Task to carry out –
Print the entries below exactly, starting with their first line and continuing through the line that contains "calendar-day: 16Sunrise: 7:02", including that line.

|---|

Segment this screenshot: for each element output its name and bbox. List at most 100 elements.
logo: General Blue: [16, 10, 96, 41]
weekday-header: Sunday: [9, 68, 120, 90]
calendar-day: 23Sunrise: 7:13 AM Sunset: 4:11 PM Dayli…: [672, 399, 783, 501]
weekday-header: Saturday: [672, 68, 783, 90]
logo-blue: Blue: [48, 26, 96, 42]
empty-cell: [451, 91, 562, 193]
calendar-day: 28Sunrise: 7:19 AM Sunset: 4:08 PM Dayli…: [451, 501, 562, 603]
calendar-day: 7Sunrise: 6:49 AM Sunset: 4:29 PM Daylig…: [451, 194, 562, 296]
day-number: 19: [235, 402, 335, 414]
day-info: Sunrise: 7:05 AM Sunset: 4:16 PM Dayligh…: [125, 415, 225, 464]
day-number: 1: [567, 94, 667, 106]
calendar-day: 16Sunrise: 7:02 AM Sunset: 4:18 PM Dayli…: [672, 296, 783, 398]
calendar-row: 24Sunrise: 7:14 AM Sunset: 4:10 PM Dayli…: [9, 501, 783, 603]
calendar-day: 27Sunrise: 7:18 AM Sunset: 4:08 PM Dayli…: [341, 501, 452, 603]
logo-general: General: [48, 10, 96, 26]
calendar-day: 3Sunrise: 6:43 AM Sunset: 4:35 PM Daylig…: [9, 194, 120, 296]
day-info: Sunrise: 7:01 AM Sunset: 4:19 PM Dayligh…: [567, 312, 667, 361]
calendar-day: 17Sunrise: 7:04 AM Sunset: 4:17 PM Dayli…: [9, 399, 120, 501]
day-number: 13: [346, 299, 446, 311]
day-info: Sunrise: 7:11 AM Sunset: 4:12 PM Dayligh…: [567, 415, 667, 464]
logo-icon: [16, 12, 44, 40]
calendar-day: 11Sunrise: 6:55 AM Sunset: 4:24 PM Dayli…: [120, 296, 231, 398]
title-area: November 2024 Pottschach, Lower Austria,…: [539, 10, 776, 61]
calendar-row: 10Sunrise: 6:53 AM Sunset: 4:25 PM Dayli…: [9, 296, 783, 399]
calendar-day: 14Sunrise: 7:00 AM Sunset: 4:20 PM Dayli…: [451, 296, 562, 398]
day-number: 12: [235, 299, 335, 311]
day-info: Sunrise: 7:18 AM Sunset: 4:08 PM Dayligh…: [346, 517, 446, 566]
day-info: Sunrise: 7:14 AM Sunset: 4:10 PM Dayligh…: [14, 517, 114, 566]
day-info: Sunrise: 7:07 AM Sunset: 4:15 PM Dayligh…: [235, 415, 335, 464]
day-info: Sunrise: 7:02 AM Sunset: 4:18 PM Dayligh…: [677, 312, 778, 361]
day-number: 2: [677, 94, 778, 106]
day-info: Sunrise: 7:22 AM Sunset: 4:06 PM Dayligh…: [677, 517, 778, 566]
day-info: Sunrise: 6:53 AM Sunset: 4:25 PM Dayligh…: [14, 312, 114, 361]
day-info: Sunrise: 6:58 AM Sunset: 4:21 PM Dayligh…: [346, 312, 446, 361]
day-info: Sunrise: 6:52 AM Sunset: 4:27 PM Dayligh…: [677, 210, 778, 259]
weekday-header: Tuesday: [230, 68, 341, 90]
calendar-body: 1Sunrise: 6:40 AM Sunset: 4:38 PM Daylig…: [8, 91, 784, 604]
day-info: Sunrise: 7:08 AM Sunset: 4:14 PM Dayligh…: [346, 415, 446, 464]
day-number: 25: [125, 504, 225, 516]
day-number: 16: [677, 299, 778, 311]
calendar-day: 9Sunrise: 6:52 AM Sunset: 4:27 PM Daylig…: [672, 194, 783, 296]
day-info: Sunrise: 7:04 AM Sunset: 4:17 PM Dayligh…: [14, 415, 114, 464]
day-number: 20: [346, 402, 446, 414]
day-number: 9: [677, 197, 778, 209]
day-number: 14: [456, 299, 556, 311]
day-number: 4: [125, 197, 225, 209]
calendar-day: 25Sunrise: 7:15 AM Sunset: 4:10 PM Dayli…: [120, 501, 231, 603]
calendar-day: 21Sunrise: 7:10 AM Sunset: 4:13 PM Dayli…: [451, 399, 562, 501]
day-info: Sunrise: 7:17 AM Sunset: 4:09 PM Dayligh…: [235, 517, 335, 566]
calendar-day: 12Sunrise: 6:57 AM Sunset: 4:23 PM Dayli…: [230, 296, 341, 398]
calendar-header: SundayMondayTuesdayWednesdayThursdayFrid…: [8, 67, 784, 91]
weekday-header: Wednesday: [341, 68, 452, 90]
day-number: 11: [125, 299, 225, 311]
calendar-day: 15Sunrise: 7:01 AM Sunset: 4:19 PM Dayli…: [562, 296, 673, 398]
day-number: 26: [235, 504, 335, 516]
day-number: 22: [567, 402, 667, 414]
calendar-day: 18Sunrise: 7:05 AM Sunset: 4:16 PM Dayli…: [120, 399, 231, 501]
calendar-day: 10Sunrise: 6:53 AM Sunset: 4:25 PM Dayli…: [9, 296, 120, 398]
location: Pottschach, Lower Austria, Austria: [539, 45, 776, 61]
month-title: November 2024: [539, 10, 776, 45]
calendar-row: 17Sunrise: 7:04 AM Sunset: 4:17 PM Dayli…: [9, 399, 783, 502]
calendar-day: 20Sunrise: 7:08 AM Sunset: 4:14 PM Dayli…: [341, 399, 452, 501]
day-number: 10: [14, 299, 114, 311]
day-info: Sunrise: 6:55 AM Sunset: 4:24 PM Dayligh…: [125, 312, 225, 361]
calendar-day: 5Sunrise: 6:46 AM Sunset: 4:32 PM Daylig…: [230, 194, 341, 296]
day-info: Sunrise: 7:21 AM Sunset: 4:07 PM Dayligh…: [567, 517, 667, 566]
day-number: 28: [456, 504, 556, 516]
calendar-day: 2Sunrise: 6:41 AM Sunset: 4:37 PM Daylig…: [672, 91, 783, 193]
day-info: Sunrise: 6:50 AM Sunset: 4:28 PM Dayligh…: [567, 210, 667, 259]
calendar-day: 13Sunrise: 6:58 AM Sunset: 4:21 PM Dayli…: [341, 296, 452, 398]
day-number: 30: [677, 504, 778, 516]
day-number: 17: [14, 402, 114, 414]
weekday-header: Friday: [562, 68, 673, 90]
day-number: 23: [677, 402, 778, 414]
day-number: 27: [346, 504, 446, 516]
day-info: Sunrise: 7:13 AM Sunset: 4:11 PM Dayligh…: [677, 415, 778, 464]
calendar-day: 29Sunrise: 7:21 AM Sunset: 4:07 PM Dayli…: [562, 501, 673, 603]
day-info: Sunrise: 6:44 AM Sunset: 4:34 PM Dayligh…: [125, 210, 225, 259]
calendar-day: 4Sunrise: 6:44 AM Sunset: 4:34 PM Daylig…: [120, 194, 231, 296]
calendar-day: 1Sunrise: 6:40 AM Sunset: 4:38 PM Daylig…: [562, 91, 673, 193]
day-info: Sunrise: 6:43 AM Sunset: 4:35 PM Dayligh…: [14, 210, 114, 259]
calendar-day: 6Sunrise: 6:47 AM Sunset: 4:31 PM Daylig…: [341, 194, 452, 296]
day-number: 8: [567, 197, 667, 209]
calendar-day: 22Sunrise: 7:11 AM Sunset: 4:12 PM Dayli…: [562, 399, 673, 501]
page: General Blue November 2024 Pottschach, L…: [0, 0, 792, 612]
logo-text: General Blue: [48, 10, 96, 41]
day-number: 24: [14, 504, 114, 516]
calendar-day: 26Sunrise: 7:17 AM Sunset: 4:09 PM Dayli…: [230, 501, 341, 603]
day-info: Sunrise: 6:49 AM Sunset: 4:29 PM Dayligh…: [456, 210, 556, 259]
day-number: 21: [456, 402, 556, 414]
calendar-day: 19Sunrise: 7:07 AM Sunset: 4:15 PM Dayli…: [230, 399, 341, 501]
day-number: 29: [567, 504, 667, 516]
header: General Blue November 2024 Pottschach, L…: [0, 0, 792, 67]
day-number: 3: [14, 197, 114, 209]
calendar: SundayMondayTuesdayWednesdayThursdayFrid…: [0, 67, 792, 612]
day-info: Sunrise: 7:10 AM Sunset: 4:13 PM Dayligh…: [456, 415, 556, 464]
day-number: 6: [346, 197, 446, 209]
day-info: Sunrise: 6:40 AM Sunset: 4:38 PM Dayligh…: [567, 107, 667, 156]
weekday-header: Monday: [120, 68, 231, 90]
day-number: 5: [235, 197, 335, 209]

|---|

Response –
Segment this screenshot: for each element output its name and bbox. List at most 100 elements.
logo: General Blue: [16, 10, 96, 41]
weekday-header: Sunday: [9, 68, 120, 90]
calendar-day: 23Sunrise: 7:13 AM Sunset: 4:11 PM Dayli…: [672, 399, 783, 501]
weekday-header: Saturday: [672, 68, 783, 90]
logo-blue: Blue: [48, 26, 96, 42]
empty-cell: [451, 91, 562, 193]
calendar-day: 28Sunrise: 7:19 AM Sunset: 4:08 PM Dayli…: [451, 501, 562, 603]
calendar-day: 7Sunrise: 6:49 AM Sunset: 4:29 PM Daylig…: [451, 194, 562, 296]
day-number: 19: [235, 402, 335, 414]
day-info: Sunrise: 7:05 AM Sunset: 4:16 PM Dayligh…: [125, 415, 225, 464]
day-number: 1: [567, 94, 667, 106]
calendar-day: 16Sunrise: 7:02 AM Sunset: 4:18 PM Dayli…: [672, 296, 783, 398]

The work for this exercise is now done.